* **Your task**: Copy out all of the material exactly.

[Saved entries]
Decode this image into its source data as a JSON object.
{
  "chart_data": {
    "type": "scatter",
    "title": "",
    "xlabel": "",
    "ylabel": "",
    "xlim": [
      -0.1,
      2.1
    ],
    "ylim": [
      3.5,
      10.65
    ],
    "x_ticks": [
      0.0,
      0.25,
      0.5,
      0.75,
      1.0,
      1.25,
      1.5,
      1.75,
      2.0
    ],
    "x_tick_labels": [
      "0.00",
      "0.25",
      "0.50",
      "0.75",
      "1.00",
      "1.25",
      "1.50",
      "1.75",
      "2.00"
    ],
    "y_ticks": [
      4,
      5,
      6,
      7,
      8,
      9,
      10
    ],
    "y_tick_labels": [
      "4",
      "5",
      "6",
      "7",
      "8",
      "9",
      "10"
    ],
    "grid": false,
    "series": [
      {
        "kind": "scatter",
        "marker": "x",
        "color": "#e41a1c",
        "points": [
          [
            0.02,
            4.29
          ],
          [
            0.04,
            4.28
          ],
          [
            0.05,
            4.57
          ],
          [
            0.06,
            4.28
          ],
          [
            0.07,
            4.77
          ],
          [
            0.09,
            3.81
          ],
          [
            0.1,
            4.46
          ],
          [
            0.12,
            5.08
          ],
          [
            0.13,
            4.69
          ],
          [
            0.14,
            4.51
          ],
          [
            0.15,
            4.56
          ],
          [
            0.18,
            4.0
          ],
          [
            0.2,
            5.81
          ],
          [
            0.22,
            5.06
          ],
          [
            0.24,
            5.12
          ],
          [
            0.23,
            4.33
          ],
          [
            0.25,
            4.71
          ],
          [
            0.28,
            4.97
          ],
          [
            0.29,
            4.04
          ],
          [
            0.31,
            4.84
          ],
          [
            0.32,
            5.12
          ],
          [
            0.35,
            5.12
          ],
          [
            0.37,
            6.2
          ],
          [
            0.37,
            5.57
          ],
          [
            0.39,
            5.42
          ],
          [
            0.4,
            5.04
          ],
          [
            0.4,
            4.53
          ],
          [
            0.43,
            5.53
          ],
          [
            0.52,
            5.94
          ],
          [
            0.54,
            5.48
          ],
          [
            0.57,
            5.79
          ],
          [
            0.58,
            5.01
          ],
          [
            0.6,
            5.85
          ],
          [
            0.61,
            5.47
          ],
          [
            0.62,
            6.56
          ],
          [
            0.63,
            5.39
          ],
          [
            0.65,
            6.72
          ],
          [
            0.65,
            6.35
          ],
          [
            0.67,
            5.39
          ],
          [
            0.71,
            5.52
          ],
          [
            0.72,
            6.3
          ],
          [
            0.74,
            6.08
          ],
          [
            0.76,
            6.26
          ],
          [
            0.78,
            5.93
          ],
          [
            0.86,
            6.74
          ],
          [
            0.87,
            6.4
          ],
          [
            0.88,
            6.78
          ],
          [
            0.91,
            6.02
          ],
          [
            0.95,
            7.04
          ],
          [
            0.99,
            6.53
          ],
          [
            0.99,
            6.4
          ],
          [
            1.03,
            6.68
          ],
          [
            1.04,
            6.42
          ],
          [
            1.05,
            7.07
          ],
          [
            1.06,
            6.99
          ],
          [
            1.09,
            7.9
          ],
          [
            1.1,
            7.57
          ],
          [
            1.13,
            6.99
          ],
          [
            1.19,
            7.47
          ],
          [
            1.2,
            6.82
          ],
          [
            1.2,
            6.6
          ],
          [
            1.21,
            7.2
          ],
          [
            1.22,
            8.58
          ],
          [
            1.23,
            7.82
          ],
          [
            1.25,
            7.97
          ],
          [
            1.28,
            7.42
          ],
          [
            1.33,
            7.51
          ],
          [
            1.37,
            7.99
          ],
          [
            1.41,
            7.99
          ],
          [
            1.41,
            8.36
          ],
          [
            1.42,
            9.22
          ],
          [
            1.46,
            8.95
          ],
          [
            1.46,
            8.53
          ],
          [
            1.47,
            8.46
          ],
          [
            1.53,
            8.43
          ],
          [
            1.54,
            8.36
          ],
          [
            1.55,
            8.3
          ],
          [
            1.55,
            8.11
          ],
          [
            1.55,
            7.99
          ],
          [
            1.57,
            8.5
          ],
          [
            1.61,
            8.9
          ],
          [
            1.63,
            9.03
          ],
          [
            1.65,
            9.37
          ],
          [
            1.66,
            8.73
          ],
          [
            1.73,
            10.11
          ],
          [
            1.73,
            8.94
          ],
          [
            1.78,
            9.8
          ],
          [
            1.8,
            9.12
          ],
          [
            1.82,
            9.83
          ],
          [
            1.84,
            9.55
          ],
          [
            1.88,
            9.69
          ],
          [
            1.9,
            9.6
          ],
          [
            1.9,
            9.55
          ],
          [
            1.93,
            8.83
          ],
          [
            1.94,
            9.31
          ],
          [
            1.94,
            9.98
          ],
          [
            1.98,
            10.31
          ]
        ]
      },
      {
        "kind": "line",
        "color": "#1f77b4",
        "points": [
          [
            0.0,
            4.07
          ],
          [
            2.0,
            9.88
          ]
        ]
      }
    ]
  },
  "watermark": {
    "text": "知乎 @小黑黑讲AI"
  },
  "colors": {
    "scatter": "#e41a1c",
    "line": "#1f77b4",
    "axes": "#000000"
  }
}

* **Answer for this exercise**:
Decode this image into its source data as a JSON object.
{
  "chart_data": {
    "type": "scatter",
    "title": "",
    "xlabel": "",
    "ylabel": "",
    "xlim": [
      -0.1,
      2.1
    ],
    "ylim": [
      3.5,
      10.65
    ],
    "x_ticks": [
      0.0,
      0.25,
      0.5,
      0.75,
      1.0,
      1.25,
      1.5,
      1.75,
      2.0
    ],
    "x_tick_labels": [
      "0.00",
      "0.25",
      "0.50",
      "0.75",
      "1.00",
      "1.25",
      "1.50",
      "1.75",
      "2.00"
    ],
    "y_ticks": [
      4,
      5,
      6,
      7,
      8,
      9,
      10
    ],
    "y_tick_labels": [
      "4",
      "5",
      "6",
      "7",
      "8",
      "9",
      "10"
    ],
    "grid": false,
    "series": [
      {
        "kind": "scatter",
        "marker": "x",
        "color": "#e41a1c",
        "points": [
          [
            0.02,
            4.29
          ],
          [
            0.04,
            4.28
          ],
          [
            0.05,
            4.57
          ],
          [
            0.06,
            4.28
          ],
          [
            0.07,
            4.77
          ],
          [
            0.09,
            3.81
          ],
          [
            0.1,
            4.46
          ],
          [
            0.12,
            5.08
          ],
          [
            0.13,
            4.69
          ],
          [
            0.14,
            4.51
          ],
          [
            0.15,
            4.56
          ],
          [
            0.18,
            4.0
          ],
          [
            0.2,
            5.81
          ],
          [
            0.22,
            5.06
          ],
          [
            0.24,
            5.12
          ],
          [
            0.23,
            4.33
          ],
          [
            0.25,
            4.71
          ],
          [
            0.28,
            4.97
          ],
          [
            0.29,
            4.04
          ],
          [
            0.31,
            4.84
          ],
          [
            0.32,
            5.12
          ],
          [
            0.35,
            5.12
          ],
          [
            0.37,
            6.2
          ],
          [
            0.37,
            5.57
          ],
          [
            0.39,
            5.42
          ],
          [
            0.4,
            5.04
          ],
          [
            0.4,
            4.53
          ],
          [
            0.43,
            5.53
          ],
          [
            0.52,
            5.94
          ],
          [
            0.54,
            5.48
          ],
          [
            0.57,
            5.79
          ],
          [
            0.58,
            5.01
          ],
          [
            0.6,
            5.85
          ],
          [
            0.61,
            5.47
          ],
          [
            0.62,
            6.56
          ],
          [
            0.63,
            5.39
          ],
          [
            0.65,
            6.72
          ],
          [
            0.65,
            6.35
          ],
          [
            0.67,
            5.39
          ],
          [
            0.71,
            5.52
          ],
          [
            0.72,
            6.3
          ],
          [
            0.74,
            6.08
          ],
          [
            0.76,
            6.26
          ],
          [
            0.78,
            5.93
          ],
          [
            0.86,
            6.74
          ],
          [
            0.87,
            6.4
          ],
          [
            0.88,
            6.78
          ],
          [
            0.91,
            6.02
          ],
          [
            0.95,
            7.04
          ],
          [
            0.99,
            6.53
          ],
          [
            0.99,
            6.4
          ],
          [
            1.03,
            6.68
          ],
          [
            1.04,
            6.42
          ],
          [
            1.05,
            7.07
          ],
          [
            1.06,
            6.99
          ],
          [
            1.09,
            7.9
          ],
          [
            1.1,
            7.57
          ],
          [
            1.13,
            6.99
          ],
          [
            1.19,
            7.47
          ],
          [
            1.2,
            6.82
          ],
          [
            1.2,
            6.6
          ],
          [
            1.21,
            7.2
          ],
          [
            1.22,
            8.58
          ],
          [
            1.23,
            7.82
          ],
          [
            1.25,
            7.97
          ],
          [
            1.28,
            7.42
          ],
          [
            1.33,
            7.51
          ],
          [
            1.37,
            7.99
          ],
          [
            1.41,
            7.99
          ],
          [
            1.41,
            8.36
          ],
          [
            1.42,
            9.22
          ],
          [
            1.46,
            8.95
          ],
          [
            1.46,
            8.53
          ],
          [
            1.47,
            8.46
          ],
          [
            1.53,
            8.43
          ],
          [
            1.54,
            8.36
          ],
          [
            1.55,
            8.3
          ],
          [
            1.55,
            8.11
          ],
          [
            1.55,
            7.99
          ],
          [
            1.57,
            8.5
          ],
          [
            1.61,
            8.9
          ],
          [
            1.63,
            9.03
          ],
          [
            1.65,
            9.37
          ],
          [
            1.66,
            8.73
          ],
          [
            1.73,
            10.11
          ],
          [
            1.73,
            8.94
          ],
          [
            1.78,
            9.8
          ],
          [
            1.8,
            9.12
          ],
          [
            1.82,
            9.83
          ],
          [
            1.84,
            9.55
          ],
          [
            1.88,
            9.69
          ],
          [
            1.9,
            9.6
          ],
          [
            1.9,
            9.55
          ],
          [
            1.93,
            8.83
          ],
          [
            1.94,
            9.31
          ],
          [
            1.94,
            9.98
          ],
          [
            1.98,
            10.31
          ]
        ]
      },
      {
        "kind": "line",
        "color": "#1f77b4",
        "points": [
          [
            0.0,
            4.07
          ],
          [
            2.0,
            9.88
          ]
        ]
      }
    ]
  },
  "watermark": {
    "text": "知乎 @小黑黑讲AI"
  },
  "colors": {
    "scatter": "#e41a1c",
    "line": "#1f77b4",
    "axes": "#000000"
  }
}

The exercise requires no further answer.